- _Dataset records_
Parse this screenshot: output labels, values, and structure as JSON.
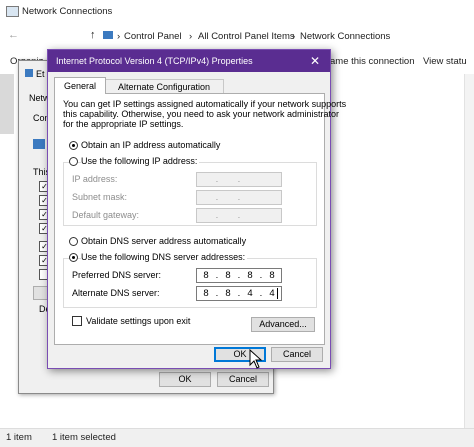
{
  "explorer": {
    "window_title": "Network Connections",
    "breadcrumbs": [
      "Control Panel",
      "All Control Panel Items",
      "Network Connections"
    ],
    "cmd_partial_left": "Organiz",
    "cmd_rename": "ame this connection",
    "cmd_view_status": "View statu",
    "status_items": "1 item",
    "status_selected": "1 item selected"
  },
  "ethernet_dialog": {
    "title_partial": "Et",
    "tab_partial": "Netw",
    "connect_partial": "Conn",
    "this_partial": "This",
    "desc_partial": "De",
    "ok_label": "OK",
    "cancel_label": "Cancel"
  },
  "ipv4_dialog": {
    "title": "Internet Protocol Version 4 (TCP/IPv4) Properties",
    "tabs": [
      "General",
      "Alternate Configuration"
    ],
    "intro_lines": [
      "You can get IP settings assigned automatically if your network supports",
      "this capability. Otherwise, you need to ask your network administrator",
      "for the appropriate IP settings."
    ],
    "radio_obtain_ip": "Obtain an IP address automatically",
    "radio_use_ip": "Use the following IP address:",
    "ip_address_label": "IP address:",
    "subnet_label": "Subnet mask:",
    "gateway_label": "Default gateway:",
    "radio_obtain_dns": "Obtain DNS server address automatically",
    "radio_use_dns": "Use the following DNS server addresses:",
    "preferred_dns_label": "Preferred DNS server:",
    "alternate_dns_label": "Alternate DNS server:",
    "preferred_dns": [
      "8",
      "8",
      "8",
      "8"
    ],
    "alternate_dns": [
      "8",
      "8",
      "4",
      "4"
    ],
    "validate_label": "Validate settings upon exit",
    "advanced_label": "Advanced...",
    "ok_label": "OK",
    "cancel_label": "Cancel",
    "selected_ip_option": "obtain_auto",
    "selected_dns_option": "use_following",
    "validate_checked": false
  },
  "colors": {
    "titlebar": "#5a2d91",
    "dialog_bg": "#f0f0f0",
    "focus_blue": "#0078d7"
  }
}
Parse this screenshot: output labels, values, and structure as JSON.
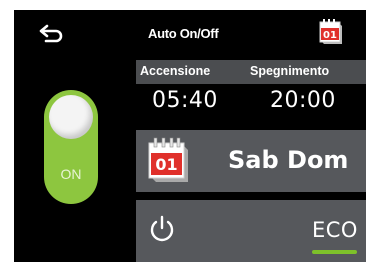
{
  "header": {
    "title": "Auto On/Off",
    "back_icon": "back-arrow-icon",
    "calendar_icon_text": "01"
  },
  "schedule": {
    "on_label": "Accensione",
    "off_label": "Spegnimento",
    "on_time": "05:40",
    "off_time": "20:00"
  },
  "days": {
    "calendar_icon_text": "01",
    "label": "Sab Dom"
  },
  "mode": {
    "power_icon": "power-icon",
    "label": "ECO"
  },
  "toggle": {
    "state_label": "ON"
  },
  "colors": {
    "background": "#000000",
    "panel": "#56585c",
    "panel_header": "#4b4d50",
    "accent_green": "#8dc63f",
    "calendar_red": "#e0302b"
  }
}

- _What you are asked to do_
Copy the lines from the entries above in which the word "automatically" appears.

- _In response_
      "You can get IP settings assigned automatically if your network supports",
    "radio_obtain_ip": "Obtain an IP address automatically",
    "radio_obtain_dns": "Obtain DNS server address automatically",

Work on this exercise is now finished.